Which lines contain the word "more"? Return each of them as written.
☆ ☆ ☆
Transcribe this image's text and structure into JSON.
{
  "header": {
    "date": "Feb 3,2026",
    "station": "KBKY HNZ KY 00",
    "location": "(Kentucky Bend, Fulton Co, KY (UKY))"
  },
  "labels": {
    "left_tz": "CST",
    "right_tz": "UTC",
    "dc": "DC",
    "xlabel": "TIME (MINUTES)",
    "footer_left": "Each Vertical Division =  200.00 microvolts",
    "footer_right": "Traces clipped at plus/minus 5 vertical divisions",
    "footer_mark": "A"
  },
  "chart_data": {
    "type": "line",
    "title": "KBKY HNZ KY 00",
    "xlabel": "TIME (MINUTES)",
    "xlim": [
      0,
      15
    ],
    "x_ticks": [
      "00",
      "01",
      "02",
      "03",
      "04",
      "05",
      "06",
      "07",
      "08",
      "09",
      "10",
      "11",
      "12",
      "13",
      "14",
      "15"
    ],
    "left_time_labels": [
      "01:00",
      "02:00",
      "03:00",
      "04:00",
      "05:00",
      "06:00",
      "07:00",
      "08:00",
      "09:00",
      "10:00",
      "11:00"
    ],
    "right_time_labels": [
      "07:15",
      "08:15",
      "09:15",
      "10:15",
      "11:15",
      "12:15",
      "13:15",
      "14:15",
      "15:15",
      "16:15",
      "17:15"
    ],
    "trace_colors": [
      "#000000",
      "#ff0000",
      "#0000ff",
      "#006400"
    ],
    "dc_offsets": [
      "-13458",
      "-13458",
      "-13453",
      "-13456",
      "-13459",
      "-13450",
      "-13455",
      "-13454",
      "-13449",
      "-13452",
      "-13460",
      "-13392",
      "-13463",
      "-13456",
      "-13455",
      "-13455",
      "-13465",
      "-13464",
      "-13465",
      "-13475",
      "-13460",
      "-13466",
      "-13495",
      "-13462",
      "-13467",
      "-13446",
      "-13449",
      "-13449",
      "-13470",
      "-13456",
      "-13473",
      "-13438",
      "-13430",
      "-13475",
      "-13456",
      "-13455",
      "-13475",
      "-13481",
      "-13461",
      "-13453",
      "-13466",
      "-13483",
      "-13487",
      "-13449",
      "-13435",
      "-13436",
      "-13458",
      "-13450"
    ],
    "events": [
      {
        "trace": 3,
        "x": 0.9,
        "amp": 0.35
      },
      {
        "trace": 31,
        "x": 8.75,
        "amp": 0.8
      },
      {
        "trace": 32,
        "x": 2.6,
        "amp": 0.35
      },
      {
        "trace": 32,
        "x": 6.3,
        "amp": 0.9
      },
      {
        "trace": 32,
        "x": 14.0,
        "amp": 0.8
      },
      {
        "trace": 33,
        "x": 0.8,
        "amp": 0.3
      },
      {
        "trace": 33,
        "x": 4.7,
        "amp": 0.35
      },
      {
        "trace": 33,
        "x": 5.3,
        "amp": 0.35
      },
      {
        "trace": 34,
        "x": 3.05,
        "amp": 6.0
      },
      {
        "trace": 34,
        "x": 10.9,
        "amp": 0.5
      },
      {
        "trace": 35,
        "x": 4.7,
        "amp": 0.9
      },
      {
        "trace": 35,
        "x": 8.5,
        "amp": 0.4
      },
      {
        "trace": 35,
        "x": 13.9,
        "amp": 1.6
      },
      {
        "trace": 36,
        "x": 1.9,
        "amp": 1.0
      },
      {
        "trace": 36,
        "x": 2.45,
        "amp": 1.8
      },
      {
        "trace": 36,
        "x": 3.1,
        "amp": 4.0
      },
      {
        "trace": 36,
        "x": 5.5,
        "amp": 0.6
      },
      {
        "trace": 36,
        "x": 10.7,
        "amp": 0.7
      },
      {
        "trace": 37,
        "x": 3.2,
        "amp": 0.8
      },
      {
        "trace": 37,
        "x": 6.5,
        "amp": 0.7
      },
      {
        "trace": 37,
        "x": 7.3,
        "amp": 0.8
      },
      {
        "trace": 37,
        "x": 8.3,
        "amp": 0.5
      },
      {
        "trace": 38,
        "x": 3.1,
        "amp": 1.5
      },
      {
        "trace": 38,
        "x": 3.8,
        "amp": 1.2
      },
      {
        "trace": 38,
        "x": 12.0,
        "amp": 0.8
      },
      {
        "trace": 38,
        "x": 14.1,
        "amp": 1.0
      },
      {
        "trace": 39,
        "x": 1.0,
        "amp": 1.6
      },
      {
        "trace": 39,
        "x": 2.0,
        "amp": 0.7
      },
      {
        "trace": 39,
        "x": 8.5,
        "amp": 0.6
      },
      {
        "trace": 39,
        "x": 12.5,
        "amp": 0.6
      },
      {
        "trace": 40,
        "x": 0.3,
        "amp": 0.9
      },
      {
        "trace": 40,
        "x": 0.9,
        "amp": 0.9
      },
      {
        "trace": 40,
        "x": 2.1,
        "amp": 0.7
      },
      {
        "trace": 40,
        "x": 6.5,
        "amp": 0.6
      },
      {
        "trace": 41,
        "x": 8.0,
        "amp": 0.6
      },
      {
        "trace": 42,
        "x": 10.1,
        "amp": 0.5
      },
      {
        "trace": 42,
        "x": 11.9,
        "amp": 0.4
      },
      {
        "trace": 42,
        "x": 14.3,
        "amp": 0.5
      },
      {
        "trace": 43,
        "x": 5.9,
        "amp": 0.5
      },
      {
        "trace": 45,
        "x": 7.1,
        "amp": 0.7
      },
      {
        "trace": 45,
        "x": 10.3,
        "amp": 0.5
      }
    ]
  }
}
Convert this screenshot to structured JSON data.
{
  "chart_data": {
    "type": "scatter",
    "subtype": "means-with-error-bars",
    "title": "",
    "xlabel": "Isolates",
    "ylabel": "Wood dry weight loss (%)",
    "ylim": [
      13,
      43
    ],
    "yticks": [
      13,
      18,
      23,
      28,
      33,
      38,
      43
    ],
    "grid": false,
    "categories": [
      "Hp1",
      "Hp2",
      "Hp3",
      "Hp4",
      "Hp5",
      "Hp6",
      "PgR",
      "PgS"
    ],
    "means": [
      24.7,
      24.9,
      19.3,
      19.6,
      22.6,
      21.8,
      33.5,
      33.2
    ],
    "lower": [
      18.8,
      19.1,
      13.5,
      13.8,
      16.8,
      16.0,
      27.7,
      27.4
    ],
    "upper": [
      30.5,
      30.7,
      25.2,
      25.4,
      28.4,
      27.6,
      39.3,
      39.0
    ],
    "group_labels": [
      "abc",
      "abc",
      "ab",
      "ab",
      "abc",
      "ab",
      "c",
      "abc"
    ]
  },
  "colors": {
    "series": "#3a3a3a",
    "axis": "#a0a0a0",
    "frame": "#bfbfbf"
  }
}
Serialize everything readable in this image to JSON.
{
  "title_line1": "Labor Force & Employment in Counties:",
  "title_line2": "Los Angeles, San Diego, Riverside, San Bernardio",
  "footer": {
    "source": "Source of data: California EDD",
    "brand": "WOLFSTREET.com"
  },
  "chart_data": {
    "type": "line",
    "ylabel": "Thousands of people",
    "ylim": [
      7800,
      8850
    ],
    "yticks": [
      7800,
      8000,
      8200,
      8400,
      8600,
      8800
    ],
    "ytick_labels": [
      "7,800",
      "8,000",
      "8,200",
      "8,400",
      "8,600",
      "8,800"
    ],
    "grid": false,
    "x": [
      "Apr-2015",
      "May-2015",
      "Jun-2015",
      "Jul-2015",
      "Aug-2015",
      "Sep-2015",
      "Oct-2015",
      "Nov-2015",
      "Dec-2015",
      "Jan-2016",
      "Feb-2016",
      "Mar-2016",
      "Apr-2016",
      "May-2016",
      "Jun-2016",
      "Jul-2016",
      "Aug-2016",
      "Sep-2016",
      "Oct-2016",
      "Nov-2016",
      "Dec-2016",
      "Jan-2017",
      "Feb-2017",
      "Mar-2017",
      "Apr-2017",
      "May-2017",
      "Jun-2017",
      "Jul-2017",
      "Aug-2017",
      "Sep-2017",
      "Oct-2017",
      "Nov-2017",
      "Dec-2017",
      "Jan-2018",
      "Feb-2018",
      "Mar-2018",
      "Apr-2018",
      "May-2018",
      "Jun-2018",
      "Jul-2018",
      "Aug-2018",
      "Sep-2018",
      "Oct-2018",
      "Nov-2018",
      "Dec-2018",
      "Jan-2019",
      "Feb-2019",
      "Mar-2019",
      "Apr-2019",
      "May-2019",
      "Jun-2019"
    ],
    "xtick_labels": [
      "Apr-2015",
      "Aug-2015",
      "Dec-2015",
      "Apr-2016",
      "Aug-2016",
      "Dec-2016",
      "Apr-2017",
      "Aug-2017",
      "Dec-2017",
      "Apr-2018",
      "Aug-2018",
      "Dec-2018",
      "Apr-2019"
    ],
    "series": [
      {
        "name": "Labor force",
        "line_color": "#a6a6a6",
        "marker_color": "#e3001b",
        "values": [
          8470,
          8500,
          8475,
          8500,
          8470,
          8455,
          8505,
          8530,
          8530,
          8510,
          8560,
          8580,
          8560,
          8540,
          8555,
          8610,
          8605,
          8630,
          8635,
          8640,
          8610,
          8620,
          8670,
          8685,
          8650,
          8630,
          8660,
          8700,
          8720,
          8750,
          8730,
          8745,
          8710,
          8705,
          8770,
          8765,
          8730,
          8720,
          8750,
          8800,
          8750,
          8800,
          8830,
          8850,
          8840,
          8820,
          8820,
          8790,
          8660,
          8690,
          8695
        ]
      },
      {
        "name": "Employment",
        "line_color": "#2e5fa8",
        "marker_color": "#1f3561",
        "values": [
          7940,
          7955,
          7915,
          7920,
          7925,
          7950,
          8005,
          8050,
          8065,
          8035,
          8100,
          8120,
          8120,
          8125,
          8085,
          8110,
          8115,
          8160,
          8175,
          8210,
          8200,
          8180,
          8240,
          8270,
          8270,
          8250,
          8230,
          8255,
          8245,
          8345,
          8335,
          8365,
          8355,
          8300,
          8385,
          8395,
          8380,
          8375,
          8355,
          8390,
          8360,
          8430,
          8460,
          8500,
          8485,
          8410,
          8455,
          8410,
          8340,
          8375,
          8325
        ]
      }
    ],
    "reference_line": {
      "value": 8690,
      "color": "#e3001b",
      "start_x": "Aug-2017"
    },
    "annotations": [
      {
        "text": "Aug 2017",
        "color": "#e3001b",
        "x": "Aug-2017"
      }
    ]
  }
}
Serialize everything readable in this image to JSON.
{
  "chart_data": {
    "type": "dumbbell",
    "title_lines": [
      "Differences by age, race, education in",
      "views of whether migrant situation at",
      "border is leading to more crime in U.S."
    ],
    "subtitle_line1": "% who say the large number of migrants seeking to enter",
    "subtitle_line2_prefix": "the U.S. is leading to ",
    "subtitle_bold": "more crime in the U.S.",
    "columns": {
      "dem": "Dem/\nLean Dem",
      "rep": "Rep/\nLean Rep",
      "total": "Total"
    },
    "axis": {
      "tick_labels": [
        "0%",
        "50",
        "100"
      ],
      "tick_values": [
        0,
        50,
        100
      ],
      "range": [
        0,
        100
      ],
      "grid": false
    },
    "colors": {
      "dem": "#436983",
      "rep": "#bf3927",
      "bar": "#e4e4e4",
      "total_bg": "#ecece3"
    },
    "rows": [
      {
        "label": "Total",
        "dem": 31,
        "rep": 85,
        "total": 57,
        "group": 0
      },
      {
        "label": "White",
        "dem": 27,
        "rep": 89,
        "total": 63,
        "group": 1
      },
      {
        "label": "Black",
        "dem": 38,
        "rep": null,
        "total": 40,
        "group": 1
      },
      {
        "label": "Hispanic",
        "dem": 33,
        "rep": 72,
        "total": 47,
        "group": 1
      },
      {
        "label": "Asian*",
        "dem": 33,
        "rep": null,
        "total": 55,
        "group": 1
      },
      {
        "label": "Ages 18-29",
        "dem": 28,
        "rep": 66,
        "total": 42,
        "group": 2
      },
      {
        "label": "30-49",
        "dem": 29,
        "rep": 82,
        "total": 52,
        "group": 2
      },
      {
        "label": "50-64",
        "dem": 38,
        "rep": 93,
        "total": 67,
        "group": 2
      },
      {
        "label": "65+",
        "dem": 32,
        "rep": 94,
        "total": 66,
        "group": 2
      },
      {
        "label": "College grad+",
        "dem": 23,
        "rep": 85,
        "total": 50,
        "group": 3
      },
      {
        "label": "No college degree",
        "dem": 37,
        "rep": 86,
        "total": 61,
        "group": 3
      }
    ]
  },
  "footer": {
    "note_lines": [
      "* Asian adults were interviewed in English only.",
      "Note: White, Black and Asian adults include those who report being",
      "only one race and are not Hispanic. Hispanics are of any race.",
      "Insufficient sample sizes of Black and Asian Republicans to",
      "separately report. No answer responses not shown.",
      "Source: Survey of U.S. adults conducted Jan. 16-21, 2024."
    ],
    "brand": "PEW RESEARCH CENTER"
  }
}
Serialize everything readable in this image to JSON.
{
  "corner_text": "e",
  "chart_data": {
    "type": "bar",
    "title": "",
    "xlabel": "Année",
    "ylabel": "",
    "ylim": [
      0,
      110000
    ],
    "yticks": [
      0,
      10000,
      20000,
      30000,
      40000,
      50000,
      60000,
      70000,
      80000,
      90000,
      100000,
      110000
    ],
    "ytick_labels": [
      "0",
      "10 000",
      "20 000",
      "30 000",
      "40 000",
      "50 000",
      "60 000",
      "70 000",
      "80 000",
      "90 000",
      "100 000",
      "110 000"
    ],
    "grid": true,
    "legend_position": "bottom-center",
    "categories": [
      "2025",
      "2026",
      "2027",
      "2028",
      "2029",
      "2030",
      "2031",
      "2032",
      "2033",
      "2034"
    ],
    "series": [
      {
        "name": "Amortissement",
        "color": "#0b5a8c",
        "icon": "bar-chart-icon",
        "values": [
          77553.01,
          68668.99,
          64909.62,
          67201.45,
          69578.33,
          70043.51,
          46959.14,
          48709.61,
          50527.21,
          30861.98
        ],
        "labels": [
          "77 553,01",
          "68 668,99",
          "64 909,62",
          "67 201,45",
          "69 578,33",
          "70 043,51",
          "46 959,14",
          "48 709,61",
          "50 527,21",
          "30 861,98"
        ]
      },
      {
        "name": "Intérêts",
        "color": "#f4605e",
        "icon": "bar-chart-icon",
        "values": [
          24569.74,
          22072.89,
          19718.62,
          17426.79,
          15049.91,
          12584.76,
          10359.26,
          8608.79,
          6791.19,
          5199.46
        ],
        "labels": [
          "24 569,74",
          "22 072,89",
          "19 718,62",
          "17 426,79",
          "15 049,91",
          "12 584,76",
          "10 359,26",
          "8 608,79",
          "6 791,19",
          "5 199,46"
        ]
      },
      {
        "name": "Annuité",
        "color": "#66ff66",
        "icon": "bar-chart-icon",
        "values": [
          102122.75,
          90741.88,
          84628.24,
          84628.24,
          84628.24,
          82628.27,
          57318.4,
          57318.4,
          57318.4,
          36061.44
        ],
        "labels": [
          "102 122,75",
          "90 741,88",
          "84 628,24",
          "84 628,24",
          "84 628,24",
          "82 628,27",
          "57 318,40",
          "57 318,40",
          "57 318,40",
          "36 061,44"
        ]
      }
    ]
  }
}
☆ ☆ ☆
**TASK OUTPUT**.
      "border is leading to more crime in U.S."
    "subtitle_bold": "more crime in the U.S.",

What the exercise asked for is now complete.